* Start Listed entries *

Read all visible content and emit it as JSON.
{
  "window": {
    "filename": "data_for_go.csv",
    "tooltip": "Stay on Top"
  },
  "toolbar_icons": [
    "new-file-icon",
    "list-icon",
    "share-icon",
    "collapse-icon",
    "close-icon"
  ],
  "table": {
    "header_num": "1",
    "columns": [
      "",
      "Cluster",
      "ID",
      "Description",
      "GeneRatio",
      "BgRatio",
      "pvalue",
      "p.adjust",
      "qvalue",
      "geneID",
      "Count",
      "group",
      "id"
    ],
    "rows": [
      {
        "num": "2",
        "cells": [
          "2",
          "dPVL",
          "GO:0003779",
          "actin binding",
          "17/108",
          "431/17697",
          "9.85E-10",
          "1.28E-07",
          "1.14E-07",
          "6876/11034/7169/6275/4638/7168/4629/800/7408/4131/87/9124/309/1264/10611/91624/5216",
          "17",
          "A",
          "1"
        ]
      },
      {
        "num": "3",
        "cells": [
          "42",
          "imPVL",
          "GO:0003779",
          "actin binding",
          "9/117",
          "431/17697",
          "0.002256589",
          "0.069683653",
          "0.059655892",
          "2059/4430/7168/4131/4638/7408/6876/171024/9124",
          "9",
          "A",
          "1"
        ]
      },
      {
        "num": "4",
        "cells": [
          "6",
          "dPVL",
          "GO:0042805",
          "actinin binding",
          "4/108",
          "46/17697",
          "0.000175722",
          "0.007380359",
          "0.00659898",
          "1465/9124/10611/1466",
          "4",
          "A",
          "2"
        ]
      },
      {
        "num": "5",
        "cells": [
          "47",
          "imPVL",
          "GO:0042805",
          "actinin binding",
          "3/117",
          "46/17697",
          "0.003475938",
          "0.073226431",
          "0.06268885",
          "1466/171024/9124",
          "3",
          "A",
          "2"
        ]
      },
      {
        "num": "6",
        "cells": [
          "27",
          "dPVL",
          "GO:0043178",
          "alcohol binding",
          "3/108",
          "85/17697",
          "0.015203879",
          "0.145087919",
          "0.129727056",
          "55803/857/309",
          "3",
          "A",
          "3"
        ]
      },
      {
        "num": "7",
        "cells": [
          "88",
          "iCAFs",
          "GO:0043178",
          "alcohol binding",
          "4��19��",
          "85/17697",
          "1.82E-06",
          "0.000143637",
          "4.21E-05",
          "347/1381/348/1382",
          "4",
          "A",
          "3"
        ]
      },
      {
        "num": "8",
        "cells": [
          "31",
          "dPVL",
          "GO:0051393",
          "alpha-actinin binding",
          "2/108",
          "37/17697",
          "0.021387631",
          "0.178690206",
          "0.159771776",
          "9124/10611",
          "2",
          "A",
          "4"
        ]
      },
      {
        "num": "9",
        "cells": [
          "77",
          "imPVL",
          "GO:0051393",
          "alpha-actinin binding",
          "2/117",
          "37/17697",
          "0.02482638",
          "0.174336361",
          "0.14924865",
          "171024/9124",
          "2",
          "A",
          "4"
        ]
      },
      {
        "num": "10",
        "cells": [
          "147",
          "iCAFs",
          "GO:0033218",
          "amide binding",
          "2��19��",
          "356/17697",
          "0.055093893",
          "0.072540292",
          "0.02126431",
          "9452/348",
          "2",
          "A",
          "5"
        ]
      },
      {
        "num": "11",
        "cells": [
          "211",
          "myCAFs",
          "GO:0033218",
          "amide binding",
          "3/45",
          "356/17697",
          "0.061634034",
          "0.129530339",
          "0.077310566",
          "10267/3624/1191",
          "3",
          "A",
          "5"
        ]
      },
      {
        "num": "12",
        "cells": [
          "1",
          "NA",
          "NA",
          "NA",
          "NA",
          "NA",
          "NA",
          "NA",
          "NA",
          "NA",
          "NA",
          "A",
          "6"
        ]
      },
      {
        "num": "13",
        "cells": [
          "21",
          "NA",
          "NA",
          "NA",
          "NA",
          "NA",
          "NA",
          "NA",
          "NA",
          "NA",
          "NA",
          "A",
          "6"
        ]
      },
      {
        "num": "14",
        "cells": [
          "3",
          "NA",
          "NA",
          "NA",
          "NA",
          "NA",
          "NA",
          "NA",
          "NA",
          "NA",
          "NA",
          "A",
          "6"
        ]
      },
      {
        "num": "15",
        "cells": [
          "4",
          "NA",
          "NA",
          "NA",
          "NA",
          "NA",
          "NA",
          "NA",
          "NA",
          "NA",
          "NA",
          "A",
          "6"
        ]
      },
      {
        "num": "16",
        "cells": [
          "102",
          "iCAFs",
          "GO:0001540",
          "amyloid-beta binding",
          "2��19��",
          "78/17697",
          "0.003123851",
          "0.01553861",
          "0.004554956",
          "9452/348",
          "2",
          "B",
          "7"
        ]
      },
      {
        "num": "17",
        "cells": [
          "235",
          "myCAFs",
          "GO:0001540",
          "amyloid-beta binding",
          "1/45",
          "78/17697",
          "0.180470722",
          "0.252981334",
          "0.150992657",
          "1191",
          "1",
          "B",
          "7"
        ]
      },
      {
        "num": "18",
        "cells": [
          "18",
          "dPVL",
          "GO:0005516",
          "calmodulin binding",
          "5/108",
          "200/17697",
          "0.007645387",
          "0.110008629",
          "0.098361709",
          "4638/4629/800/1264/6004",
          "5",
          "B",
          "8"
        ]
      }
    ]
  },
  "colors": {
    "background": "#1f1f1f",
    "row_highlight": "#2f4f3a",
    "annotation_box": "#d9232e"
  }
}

* End Listed entries *

§ **Your goal**: Repeat the records above in full, character for character.

§ **The reply**:
Read all visible content and emit it as JSON.
{
  "window": {
    "filename": "data_for_go.csv",
    "tooltip": "Stay on Top"
  },
  "toolbar_icons": [
    "new-file-icon",
    "list-icon",
    "share-icon",
    "collapse-icon",
    "close-icon"
  ],
  "table": {
    "header_num": "1",
    "columns": [
      "",
      "Cluster",
      "ID",
      "Description",
      "GeneRatio",
      "BgRatio",
      "pvalue",
      "p.adjust",
      "qvalue",
      "geneID",
      "Count",
      "group",
      "id"
    ],
    "rows": [
      {
        "num": "2",
        "cells": [
          "2",
          "dPVL",
          "GO:0003779",
          "actin binding",
          "17/108",
          "431/17697",
          "9.85E-10",
          "1.28E-07",
          "1.14E-07",
          "6876/11034/7169/6275/4638/7168/4629/800/7408/4131/87/9124/309/1264/10611/91624/5216",
          "17",
          "A",
          "1"
        ]
      },
      {
        "num": "3",
        "cells": [
          "42",
          "imPVL",
          "GO:0003779",
          "actin binding",
          "9/117",
          "431/17697",
          "0.002256589",
          "0.069683653",
          "0.059655892",
          "2059/4430/7168/4131/4638/7408/6876/171024/9124",
          "9",
          "A",
          "1"
        ]
      },
      {
        "num": "4",
        "cells": [
          "6",
          "dPVL",
          "GO:0042805",
          "actinin binding",
          "4/108",
          "46/17697",
          "0.000175722",
          "0.007380359",
          "0.00659898",
          "1465/9124/10611/1466",
          "4",
          "A",
          "2"
        ]
      },
      {
        "num": "5",
        "cells": [
          "47",
          "imPVL",
          "GO:0042805",
          "actinin binding",
          "3/117",
          "46/17697",
          "0.003475938",
          "0.073226431",
          "0.06268885",
          "1466/171024/9124",
          "3",
          "A",
          "2"
        ]
      },
      {
        "num": "6",
        "cells": [
          "27",
          "dPVL",
          "GO:0043178",
          "alcohol binding",
          "3/108",
          "85/17697",
          "0.015203879",
          "0.145087919",
          "0.129727056",
          "55803/857/309",
          "3",
          "A",
          "3"
        ]
      },
      {
        "num": "7",
        "cells": [
          "88",
          "iCAFs",
          "GO:0043178",
          "alcohol binding",
          "4��19��",
          "85/17697",
          "1.82E-06",
          "0.000143637",
          "4.21E-05",
          "347/1381/348/1382",
          "4",
          "A",
          "3"
        ]
      },
      {
        "num": "8",
        "cells": [
          "31",
          "dPVL",
          "GO:0051393",
          "alpha-actinin binding",
          "2/108",
          "37/17697",
          "0.021387631",
          "0.178690206",
          "0.159771776",
          "9124/10611",
          "2",
          "A",
          "4"
        ]
      },
      {
        "num": "9",
        "cells": [
          "77",
          "imPVL",
          "GO:0051393",
          "alpha-actinin binding",
          "2/117",
          "37/17697",
          "0.02482638",
          "0.174336361",
          "0.14924865",
          "171024/9124",
          "2",
          "A",
          "4"
        ]
      },
      {
        "num": "10",
        "cells": [
          "147",
          "iCAFs",
          "GO:0033218",
          "amide binding",
          "2��19��",
          "356/17697",
          "0.055093893",
          "0.072540292",
          "0.02126431",
          "9452/348",
          "2",
          "A",
          "5"
        ]
      },
      {
        "num": "11",
        "cells": [
          "211",
          "myCAFs",
          "GO:0033218",
          "amide binding",
          "3/45",
          "356/17697",
          "0.061634034",
          "0.129530339",
          "0.077310566",
          "10267/3624/1191",
          "3",
          "A",
          "5"
        ]
      },
      {
        "num": "12",
        "cells": [
          "1",
          "NA",
          "NA",
          "NA",
          "NA",
          "NA",
          "NA",
          "NA",
          "NA",
          "NA",
          "NA",
          "A",
          "6"
        ]
      },
      {
        "num": "13",
        "cells": [
          "21",
          "NA",
          "NA",
          "NA",
          "NA",
          "NA",
          "NA",
          "NA",
          "NA",
          "NA",
          "NA",
          "A",
          "6"
        ]
      },
      {
        "num": "14",
        "cells": [
          "3",
          "NA",
          "NA",
          "NA",
          "NA",
          "NA",
          "NA",
          "NA",
          "NA",
          "NA",
          "NA",
          "A",
          "6"
        ]
      },
      {
        "num": "15",
        "cells": [
          "4",
          "NA",
          "NA",
          "NA",
          "NA",
          "NA",
          "NA",
          "NA",
          "NA",
          "NA",
          "NA",
          "A",
          "6"
        ]
      },
      {
        "num": "16",
        "cells": [
          "102",
          "iCAFs",
          "GO:0001540",
          "amyloid-beta binding",
          "2��19��",
          "78/17697",
          "0.003123851",
          "0.01553861",
          "0.004554956",
          "9452/348",
          "2",
          "B",
          "7"
        ]
      },
      {
        "num": "17",
        "cells": [
          "235",
          "myCAFs",
          "GO:0001540",
          "amyloid-beta binding",
          "1/45",
          "78/17697",
          "0.180470722",
          "0.252981334",
          "0.150992657",
          "1191",
          "1",
          "B",
          "7"
        ]
      },
      {
        "num": "18",
        "cells": [
          "18",
          "dPVL",
          "GO:0005516",
          "calmodulin binding",
          "5/108",
          "200/17697",
          "0.007645387",
          "0.110008629",
          "0.098361709",
          "4638/4629/800/1264/6004",
          "5",
          "B",
          "8"
        ]
      }
    ]
  },
  "colors": {
    "background": "#1f1f1f",
    "row_highlight": "#2f4f3a",
    "annotation_box": "#d9232e"
  }
}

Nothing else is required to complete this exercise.